— start of Records provided —

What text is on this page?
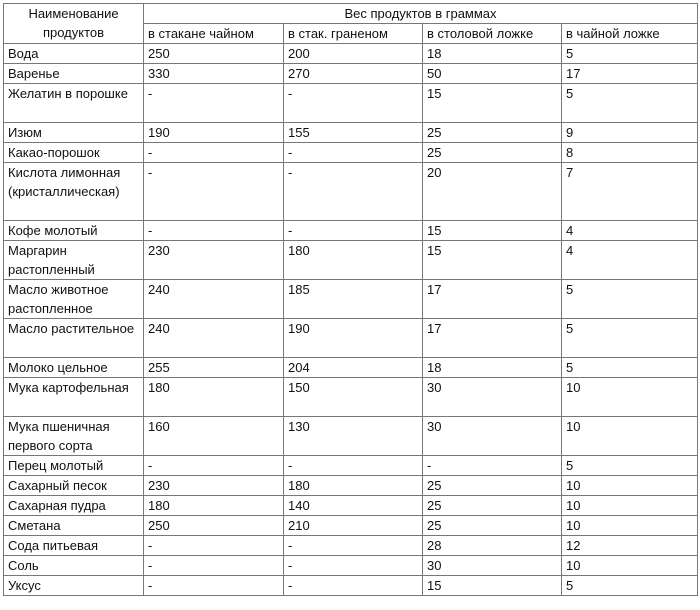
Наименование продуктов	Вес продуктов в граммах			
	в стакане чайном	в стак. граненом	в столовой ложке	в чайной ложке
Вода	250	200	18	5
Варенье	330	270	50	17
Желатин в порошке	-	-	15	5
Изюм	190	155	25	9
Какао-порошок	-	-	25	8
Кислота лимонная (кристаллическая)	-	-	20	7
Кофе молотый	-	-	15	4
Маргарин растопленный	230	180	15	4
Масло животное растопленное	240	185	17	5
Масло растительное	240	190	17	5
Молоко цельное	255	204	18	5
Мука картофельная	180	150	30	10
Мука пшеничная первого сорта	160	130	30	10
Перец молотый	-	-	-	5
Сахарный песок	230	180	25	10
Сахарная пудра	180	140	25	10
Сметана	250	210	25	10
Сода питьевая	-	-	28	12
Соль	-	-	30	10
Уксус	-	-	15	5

— end of Records provided —
— start of Records provided —

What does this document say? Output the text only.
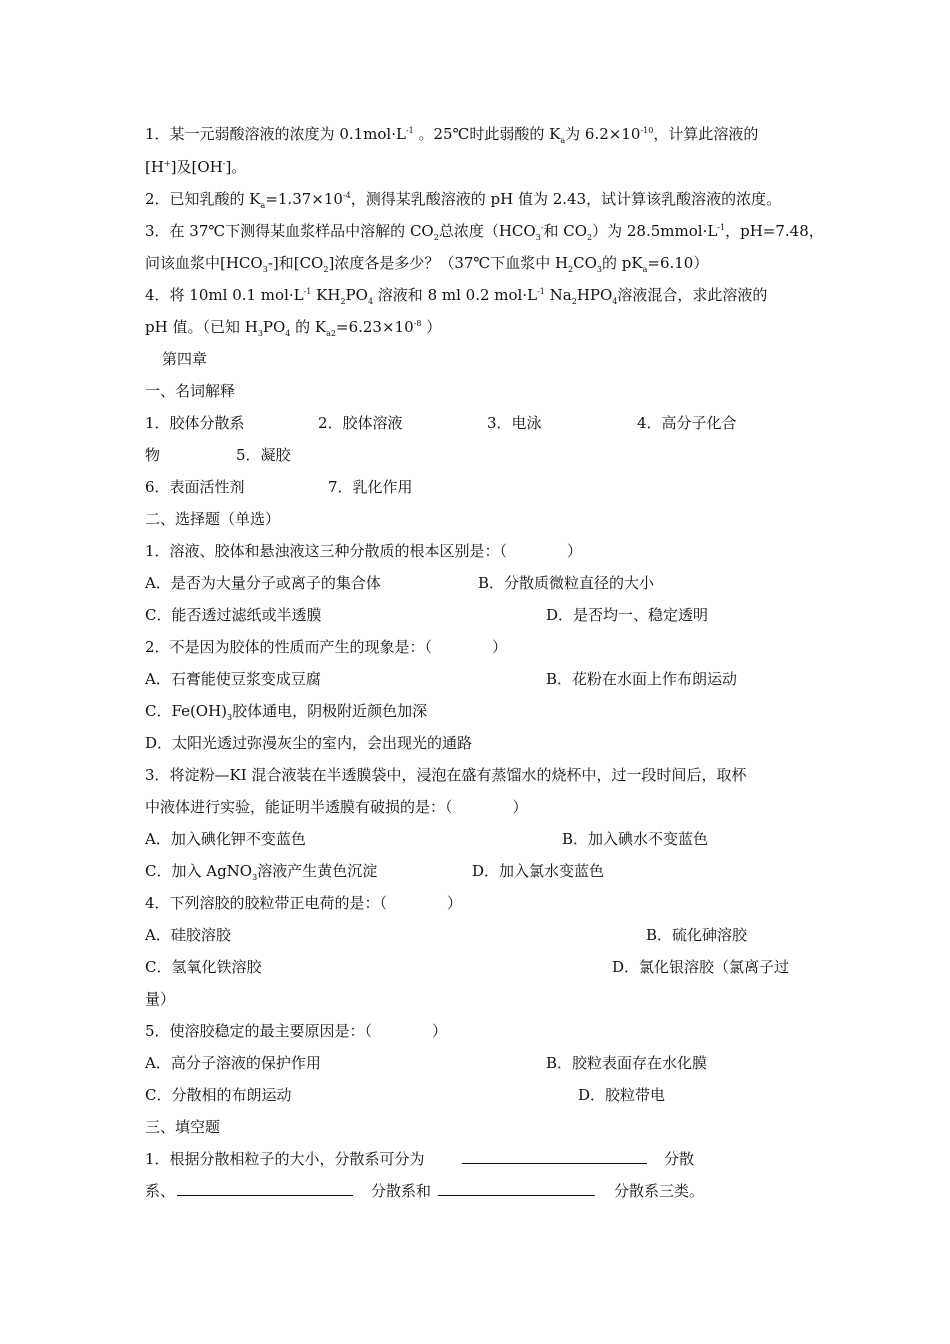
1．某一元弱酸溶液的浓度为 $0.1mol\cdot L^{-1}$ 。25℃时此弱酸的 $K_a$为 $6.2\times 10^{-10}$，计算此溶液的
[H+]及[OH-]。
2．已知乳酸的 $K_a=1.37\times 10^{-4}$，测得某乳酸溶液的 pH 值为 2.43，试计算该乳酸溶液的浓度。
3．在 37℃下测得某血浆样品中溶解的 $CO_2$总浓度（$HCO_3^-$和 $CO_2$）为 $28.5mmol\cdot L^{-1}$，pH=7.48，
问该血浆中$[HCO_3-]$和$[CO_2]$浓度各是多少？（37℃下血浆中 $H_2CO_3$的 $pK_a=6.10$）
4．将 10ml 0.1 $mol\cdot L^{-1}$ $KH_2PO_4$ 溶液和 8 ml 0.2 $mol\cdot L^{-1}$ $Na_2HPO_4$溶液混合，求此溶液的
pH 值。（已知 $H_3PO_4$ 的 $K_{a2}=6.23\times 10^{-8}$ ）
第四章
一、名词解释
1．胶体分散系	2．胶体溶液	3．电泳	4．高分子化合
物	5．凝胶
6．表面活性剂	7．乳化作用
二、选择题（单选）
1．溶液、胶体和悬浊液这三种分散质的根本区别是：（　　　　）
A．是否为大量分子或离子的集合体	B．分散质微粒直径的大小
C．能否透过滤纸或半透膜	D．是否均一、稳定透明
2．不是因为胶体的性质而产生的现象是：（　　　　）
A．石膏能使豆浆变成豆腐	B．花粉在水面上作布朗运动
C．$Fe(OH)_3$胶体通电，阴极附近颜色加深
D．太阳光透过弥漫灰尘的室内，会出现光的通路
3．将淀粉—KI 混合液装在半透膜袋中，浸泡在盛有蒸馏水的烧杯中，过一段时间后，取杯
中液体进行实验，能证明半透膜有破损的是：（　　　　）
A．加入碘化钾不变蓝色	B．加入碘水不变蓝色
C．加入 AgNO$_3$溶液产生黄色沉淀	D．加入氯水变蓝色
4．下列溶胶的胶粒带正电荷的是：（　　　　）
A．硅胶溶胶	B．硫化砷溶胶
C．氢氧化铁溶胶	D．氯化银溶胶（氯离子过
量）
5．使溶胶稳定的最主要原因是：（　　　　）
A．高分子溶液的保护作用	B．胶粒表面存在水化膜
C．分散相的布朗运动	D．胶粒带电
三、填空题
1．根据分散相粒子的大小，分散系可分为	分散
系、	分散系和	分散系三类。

— end of Records provided —

Written instruction
Find the word "Масло" in the data and copy out each line where it turns up.

Answer to this exercise
Масло животное растопленное	240	185	17	5
Масло растительное	240	190	17	5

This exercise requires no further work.